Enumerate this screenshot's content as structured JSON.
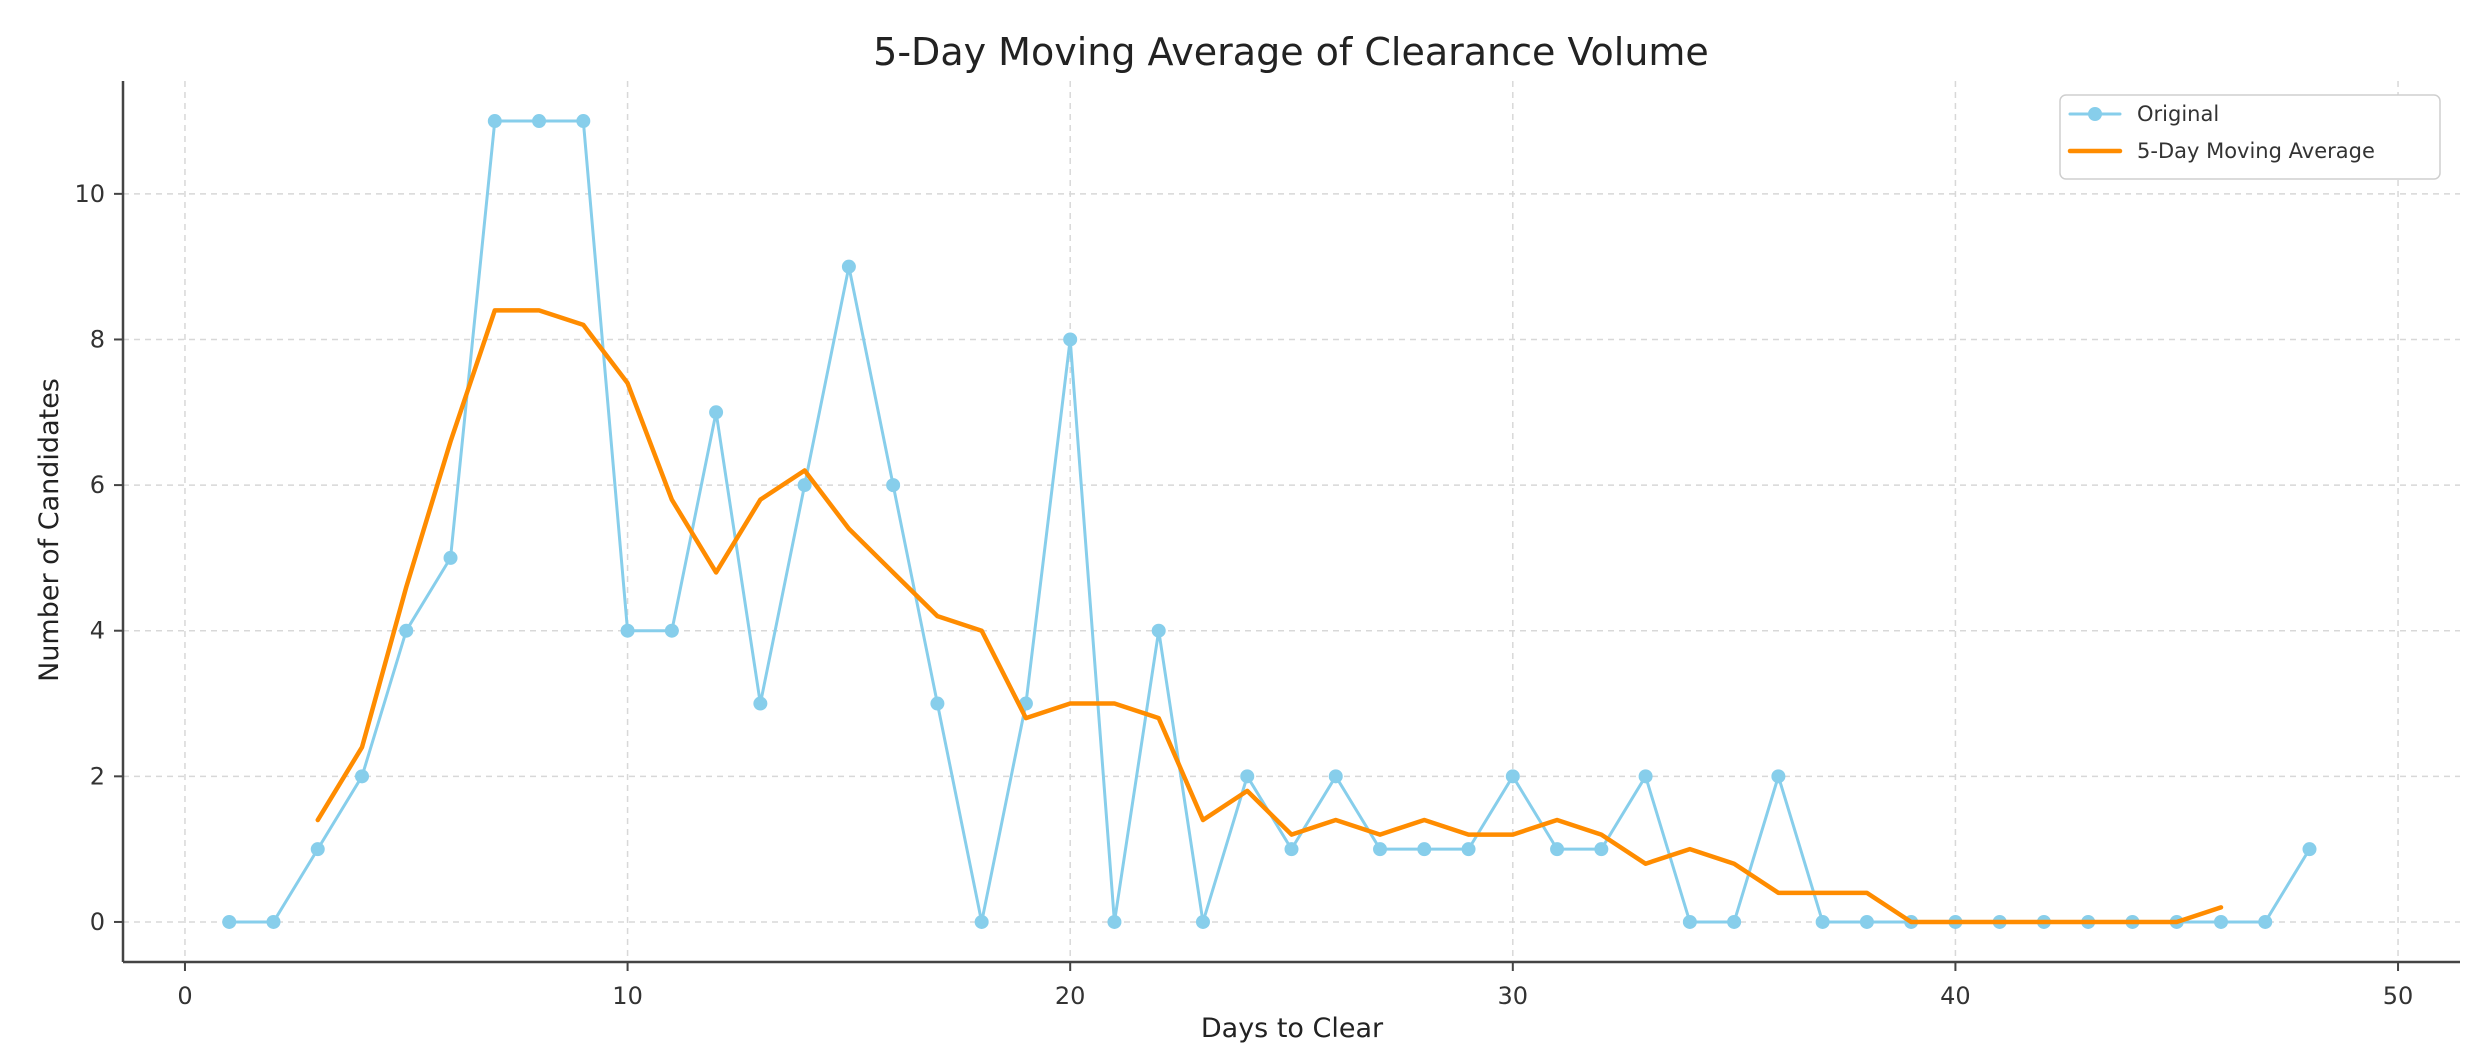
{
  "chart_data": {
    "type": "line",
    "title": "5-Day Moving Average of Clearance Volume",
    "xlabel": "Days to Clear",
    "ylabel": "Number of Candidates",
    "xlim": [
      -1.4,
      51.4
    ],
    "ylim": [
      -0.55,
      11.55
    ],
    "xticks": [
      0,
      10,
      20,
      30,
      40,
      50
    ],
    "yticks": [
      0,
      2,
      4,
      6,
      8,
      10
    ],
    "grid": true,
    "legend_position": "top-right",
    "series": [
      {
        "name": "Original",
        "color": "#87ceeb",
        "marker": "circle",
        "x": [
          1,
          2,
          3,
          4,
          5,
          6,
          7,
          8,
          9,
          10,
          11,
          12,
          13,
          14,
          15,
          16,
          17,
          18,
          19,
          20,
          21,
          22,
          23,
          24,
          25,
          26,
          27,
          28,
          29,
          30,
          31,
          32,
          33,
          34,
          35,
          36,
          37,
          38,
          39,
          40,
          41,
          42,
          43,
          44,
          45,
          46,
          47,
          48
        ],
        "values": [
          0,
          0,
          1,
          2,
          4,
          5,
          11,
          11,
          11,
          4,
          4,
          7,
          3,
          6,
          9,
          6,
          3,
          0,
          3,
          8,
          0,
          4,
          0,
          2,
          1,
          2,
          1,
          1,
          1,
          2,
          1,
          1,
          2,
          0,
          0,
          2,
          0,
          0,
          0,
          0,
          0,
          0,
          0,
          0,
          0,
          0,
          0,
          1
        ]
      },
      {
        "name": "5-Day Moving Average",
        "color": "#ff8c00",
        "marker": "none",
        "x": [
          3,
          4,
          5,
          6,
          7,
          8,
          9,
          10,
          11,
          12,
          13,
          14,
          15,
          16,
          17,
          18,
          19,
          20,
          21,
          22,
          23,
          24,
          25,
          26,
          27,
          28,
          29,
          30,
          31,
          32,
          33,
          34,
          35,
          36,
          37,
          38,
          39,
          40,
          41,
          42,
          43,
          44,
          45,
          46
        ],
        "values": [
          1.4,
          2.4,
          4.6,
          6.6,
          8.4,
          8.4,
          8.2,
          7.4,
          5.8,
          4.8,
          5.8,
          6.2,
          5.4,
          4.8,
          4.2,
          4.0,
          2.8,
          3.0,
          3.0,
          2.8,
          1.4,
          1.8,
          1.2,
          1.4,
          1.2,
          1.4,
          1.2,
          1.2,
          1.4,
          1.2,
          0.8,
          1.0,
          0.8,
          0.4,
          0.4,
          0.4,
          0.0,
          0.0,
          0.0,
          0.0,
          0.0,
          0.0,
          0.0,
          0.2
        ]
      }
    ]
  }
}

GOAL
Write the listing out a second time exactly, dropping all images.

OUTPUT BELOW
Enumerate this screenshot's content as structured JSON.
{
  "chart_data": {
    "type": "line",
    "title": "5-Day Moving Average of Clearance Volume",
    "xlabel": "Days to Clear",
    "ylabel": "Number of Candidates",
    "xlim": [
      -1.4,
      51.4
    ],
    "ylim": [
      -0.55,
      11.55
    ],
    "xticks": [
      0,
      10,
      20,
      30,
      40,
      50
    ],
    "yticks": [
      0,
      2,
      4,
      6,
      8,
      10
    ],
    "grid": true,
    "legend_position": "top-right",
    "series": [
      {
        "name": "Original",
        "color": "#87ceeb",
        "marker": "circle",
        "x": [
          1,
          2,
          3,
          4,
          5,
          6,
          7,
          8,
          9,
          10,
          11,
          12,
          13,
          14,
          15,
          16,
          17,
          18,
          19,
          20,
          21,
          22,
          23,
          24,
          25,
          26,
          27,
          28,
          29,
          30,
          31,
          32,
          33,
          34,
          35,
          36,
          37,
          38,
          39,
          40,
          41,
          42,
          43,
          44,
          45,
          46,
          47,
          48
        ],
        "values": [
          0,
          0,
          1,
          2,
          4,
          5,
          11,
          11,
          11,
          4,
          4,
          7,
          3,
          6,
          9,
          6,
          3,
          0,
          3,
          8,
          0,
          4,
          0,
          2,
          1,
          2,
          1,
          1,
          1,
          2,
          1,
          1,
          2,
          0,
          0,
          2,
          0,
          0,
          0,
          0,
          0,
          0,
          0,
          0,
          0,
          0,
          0,
          1
        ]
      },
      {
        "name": "5-Day Moving Average",
        "color": "#ff8c00",
        "marker": "none",
        "x": [
          3,
          4,
          5,
          6,
          7,
          8,
          9,
          10,
          11,
          12,
          13,
          14,
          15,
          16,
          17,
          18,
          19,
          20,
          21,
          22,
          23,
          24,
          25,
          26,
          27,
          28,
          29,
          30,
          31,
          32,
          33,
          34,
          35,
          36,
          37,
          38,
          39,
          40,
          41,
          42,
          43,
          44,
          45,
          46
        ],
        "values": [
          1.4,
          2.4,
          4.6,
          6.6,
          8.4,
          8.4,
          8.2,
          7.4,
          5.8,
          4.8,
          5.8,
          6.2,
          5.4,
          4.8,
          4.2,
          4.0,
          2.8,
          3.0,
          3.0,
          2.8,
          1.4,
          1.8,
          1.2,
          1.4,
          1.2,
          1.4,
          1.2,
          1.2,
          1.4,
          1.2,
          0.8,
          1.0,
          0.8,
          0.4,
          0.4,
          0.4,
          0.0,
          0.0,
          0.0,
          0.0,
          0.0,
          0.0,
          0.0,
          0.2
        ]
      }
    ]
  }
}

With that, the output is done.